From the entries below, work out the number of lines that hold the word "with", and give that number alone.
= = =
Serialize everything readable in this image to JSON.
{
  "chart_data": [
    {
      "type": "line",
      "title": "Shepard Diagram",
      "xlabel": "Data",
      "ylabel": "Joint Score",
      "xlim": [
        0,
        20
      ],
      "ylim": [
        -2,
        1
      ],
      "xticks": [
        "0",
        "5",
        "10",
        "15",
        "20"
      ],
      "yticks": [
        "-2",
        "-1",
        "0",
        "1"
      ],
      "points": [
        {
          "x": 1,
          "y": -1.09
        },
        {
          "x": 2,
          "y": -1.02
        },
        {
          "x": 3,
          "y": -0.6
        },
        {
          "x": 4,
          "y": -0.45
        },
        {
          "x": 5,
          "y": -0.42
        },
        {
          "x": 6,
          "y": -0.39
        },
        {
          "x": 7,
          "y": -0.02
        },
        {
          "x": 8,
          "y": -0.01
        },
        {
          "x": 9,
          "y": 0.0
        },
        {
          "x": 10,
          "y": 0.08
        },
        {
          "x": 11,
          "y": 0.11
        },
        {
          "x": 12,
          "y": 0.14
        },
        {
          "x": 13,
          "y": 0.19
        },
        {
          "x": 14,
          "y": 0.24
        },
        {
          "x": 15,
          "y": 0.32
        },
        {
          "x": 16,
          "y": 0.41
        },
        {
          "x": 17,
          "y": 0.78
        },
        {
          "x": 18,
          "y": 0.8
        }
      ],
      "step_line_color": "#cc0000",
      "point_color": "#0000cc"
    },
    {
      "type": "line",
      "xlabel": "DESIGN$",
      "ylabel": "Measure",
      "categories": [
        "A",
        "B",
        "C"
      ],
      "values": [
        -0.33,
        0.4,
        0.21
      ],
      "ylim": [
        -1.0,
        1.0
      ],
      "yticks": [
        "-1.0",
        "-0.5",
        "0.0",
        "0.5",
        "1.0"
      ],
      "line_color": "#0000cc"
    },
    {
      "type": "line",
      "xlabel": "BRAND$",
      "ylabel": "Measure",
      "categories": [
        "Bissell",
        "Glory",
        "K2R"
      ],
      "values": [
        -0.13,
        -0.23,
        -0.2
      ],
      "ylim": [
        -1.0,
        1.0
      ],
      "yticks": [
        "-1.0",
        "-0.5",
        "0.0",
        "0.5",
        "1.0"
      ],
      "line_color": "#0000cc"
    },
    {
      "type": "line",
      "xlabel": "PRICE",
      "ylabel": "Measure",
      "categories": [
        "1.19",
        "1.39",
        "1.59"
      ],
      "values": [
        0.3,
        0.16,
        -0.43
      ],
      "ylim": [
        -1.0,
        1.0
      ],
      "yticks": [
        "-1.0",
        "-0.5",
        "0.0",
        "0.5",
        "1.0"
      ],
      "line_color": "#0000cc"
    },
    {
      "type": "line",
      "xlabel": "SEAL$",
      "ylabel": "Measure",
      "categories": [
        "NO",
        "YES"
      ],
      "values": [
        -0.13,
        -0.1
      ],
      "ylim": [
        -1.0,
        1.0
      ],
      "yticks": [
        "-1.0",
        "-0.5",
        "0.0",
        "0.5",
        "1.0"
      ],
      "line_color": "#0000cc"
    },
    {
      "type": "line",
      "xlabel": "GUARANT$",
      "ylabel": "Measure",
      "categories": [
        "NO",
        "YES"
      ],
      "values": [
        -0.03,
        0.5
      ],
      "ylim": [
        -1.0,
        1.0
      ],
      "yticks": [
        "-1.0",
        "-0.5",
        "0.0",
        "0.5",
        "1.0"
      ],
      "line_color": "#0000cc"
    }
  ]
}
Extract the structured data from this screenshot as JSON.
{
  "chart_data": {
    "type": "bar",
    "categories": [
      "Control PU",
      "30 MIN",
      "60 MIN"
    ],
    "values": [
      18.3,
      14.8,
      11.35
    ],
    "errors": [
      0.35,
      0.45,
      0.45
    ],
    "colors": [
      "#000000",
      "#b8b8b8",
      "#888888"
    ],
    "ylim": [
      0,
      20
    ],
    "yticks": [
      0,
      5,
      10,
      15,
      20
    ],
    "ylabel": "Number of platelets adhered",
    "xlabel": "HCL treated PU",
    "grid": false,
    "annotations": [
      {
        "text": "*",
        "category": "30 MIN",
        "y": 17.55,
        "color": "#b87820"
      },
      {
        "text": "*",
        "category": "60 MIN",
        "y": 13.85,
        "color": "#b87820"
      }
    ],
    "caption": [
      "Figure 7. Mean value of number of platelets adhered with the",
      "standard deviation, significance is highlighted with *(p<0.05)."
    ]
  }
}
= = =
__Output of the task__. 2